◆ Exercise objective ◆
Pull each line holding "UPGD" out of the entries below.

_ _ _ _ _

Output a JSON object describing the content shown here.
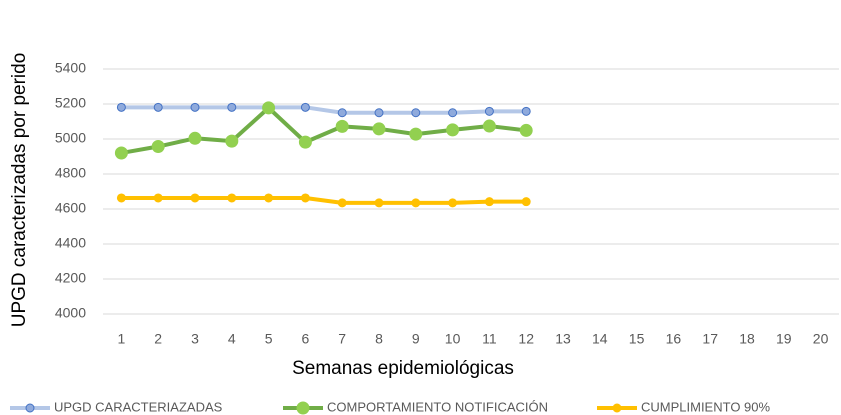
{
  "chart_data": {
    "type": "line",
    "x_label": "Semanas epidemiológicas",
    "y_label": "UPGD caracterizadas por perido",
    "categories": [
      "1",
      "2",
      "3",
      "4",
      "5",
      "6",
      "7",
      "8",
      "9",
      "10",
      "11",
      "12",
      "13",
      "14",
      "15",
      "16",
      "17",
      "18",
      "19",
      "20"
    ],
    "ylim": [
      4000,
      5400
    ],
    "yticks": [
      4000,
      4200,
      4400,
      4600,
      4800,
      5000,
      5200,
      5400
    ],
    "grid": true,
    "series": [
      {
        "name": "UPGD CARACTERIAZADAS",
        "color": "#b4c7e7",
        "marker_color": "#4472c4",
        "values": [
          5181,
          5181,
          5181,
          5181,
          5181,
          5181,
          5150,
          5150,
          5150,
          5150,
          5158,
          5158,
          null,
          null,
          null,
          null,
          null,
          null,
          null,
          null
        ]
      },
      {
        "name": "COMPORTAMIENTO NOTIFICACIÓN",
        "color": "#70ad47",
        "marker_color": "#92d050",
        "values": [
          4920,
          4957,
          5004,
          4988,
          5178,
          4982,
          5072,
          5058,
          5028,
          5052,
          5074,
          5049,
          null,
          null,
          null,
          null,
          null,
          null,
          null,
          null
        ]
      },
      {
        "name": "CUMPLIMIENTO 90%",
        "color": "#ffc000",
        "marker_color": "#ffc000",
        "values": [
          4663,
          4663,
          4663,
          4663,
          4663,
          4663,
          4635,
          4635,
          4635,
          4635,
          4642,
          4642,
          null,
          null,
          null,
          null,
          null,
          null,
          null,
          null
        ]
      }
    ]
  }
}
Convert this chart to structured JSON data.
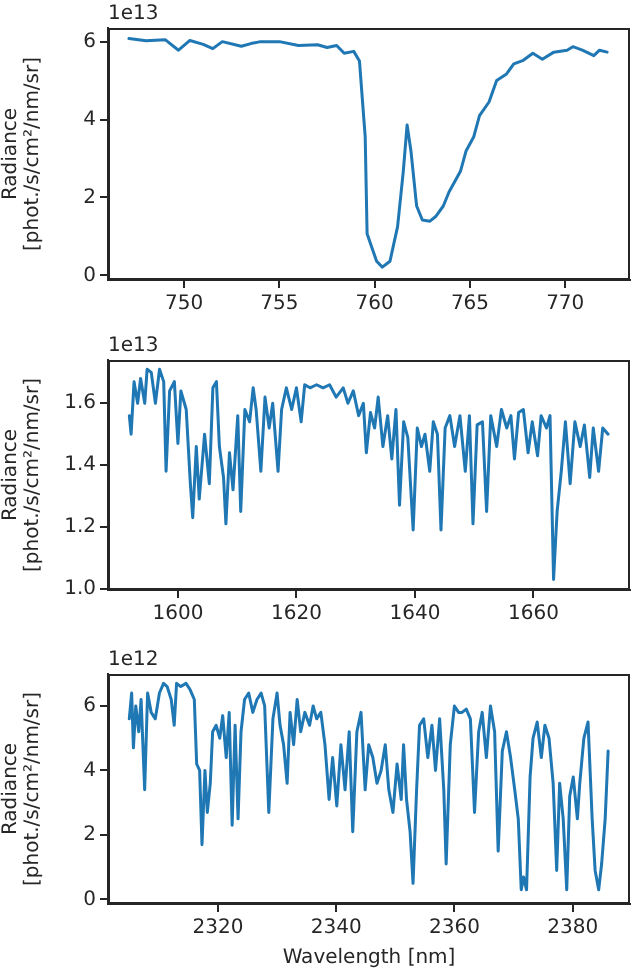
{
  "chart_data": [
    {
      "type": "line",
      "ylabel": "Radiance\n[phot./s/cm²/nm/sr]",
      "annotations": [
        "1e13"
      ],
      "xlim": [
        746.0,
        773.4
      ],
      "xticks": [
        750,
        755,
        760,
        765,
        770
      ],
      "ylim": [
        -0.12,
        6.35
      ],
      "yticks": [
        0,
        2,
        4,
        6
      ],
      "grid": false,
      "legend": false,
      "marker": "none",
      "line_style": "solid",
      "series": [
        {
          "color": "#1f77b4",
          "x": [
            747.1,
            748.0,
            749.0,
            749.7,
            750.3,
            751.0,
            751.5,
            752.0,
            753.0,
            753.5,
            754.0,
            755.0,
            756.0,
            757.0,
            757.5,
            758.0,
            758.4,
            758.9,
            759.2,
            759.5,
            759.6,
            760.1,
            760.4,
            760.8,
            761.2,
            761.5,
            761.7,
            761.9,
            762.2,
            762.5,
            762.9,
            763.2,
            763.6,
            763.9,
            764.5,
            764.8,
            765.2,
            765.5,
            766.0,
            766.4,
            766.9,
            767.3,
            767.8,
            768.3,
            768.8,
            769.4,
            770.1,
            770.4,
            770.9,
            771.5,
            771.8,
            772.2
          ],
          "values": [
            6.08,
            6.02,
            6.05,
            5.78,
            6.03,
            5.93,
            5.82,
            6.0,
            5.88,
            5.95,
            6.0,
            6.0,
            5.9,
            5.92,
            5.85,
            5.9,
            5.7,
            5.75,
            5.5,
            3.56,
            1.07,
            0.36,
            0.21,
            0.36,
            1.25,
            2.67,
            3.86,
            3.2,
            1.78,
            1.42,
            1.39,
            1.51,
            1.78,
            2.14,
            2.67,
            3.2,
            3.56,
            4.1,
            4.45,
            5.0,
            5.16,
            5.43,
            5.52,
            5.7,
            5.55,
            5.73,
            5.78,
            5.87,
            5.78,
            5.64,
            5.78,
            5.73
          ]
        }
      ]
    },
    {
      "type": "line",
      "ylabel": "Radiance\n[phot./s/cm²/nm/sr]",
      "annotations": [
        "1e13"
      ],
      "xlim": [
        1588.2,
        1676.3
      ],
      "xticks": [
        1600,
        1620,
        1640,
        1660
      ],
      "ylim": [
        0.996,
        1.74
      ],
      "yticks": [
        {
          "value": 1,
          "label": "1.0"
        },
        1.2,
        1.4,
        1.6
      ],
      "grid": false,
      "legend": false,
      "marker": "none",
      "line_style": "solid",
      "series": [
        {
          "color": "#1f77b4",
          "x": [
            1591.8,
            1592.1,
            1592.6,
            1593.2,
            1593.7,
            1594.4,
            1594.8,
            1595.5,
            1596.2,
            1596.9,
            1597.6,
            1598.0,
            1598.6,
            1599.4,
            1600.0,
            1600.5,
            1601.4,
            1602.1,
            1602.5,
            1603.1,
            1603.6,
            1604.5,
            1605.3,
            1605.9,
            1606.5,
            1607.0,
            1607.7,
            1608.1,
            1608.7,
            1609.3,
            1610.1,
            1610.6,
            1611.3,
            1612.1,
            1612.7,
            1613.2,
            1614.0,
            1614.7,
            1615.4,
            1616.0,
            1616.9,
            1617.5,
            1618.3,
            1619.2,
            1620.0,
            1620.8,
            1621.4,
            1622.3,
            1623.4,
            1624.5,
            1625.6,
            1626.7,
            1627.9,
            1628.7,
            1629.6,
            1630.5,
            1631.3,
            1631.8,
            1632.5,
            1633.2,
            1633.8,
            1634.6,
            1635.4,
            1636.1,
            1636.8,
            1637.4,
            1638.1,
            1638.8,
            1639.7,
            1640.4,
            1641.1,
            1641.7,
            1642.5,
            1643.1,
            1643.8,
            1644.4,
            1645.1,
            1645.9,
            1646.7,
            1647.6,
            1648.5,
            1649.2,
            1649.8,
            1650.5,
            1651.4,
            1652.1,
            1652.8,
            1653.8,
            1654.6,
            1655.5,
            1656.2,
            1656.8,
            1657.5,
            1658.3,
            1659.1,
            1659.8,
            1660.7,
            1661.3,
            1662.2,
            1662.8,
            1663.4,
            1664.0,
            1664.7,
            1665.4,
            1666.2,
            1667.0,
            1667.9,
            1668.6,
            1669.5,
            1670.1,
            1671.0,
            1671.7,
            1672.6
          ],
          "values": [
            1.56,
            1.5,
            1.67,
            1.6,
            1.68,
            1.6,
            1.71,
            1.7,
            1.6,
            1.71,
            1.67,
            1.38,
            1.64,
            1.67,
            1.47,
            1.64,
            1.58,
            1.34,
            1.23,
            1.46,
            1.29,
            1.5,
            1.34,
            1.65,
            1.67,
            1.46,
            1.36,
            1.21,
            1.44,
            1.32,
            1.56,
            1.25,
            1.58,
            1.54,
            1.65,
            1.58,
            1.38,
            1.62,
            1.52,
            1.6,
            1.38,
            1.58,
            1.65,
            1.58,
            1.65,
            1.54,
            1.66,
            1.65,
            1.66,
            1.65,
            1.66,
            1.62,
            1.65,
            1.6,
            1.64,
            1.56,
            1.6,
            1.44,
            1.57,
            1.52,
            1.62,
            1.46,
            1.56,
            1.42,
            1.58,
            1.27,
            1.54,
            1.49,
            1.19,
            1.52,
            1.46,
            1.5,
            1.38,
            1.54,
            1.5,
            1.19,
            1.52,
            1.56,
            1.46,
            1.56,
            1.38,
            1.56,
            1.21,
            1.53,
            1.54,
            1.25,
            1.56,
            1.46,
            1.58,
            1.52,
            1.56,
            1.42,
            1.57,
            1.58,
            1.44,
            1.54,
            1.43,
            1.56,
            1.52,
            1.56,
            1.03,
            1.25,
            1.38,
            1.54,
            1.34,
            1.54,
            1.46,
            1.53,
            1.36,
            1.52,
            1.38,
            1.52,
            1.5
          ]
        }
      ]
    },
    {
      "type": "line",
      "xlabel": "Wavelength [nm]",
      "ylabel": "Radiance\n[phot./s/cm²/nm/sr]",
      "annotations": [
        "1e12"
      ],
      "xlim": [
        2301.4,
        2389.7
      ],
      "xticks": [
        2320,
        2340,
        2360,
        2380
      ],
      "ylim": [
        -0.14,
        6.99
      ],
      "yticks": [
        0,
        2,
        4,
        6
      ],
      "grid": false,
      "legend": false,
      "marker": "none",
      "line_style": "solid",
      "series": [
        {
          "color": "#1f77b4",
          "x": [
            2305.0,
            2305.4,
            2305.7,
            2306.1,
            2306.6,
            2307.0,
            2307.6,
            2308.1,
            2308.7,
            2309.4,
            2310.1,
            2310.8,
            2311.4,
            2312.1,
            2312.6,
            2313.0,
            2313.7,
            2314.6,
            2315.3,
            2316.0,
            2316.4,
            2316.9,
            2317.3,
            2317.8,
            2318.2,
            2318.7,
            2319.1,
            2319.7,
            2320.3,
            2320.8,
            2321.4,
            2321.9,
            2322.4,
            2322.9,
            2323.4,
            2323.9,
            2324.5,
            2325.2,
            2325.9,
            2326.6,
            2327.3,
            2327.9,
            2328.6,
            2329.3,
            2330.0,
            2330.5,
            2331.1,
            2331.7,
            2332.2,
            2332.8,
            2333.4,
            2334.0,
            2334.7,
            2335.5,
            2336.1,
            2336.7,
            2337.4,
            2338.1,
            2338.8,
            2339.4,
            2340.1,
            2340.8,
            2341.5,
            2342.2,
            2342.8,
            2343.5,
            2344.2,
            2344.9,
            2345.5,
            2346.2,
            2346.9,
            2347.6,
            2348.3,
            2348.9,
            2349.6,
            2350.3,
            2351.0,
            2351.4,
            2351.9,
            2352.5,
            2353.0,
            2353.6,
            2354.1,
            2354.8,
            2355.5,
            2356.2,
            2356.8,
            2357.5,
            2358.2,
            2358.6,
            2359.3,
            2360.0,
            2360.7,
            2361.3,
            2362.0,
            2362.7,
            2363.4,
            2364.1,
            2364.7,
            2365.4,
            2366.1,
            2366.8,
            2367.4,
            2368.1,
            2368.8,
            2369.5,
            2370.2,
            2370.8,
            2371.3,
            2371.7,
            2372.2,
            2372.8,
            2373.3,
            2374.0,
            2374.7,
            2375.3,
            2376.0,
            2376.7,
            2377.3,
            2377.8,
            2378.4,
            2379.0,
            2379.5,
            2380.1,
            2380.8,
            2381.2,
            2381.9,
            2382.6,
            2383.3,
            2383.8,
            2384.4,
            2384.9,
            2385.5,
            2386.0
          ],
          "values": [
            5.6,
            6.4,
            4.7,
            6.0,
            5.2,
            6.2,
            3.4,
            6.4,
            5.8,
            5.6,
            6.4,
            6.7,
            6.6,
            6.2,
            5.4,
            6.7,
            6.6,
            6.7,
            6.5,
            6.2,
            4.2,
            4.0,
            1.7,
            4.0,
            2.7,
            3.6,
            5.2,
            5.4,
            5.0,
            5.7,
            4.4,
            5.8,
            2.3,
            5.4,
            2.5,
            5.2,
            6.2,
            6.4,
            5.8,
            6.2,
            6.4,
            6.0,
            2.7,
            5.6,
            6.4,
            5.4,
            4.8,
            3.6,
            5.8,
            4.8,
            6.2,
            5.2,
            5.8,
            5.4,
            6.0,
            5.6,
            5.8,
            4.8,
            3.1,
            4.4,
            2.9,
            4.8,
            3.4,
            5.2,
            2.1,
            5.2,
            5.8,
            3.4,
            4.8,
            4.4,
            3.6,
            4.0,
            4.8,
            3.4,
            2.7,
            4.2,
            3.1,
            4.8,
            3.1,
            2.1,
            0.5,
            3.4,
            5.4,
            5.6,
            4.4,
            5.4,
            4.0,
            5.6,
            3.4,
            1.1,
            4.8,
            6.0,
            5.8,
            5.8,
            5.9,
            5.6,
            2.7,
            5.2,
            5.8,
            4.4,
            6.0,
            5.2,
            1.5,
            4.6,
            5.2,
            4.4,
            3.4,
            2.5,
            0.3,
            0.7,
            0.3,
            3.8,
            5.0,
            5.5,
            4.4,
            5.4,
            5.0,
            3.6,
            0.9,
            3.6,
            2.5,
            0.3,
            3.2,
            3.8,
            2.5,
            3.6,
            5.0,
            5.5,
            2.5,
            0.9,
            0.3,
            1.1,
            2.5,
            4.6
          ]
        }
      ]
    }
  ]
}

_ _ _ _ _

◆ Result of this task ◆
    "y_label": "UPGD caracterizadas por perido",
        "name": "UPGD CARACTERIAZADAS",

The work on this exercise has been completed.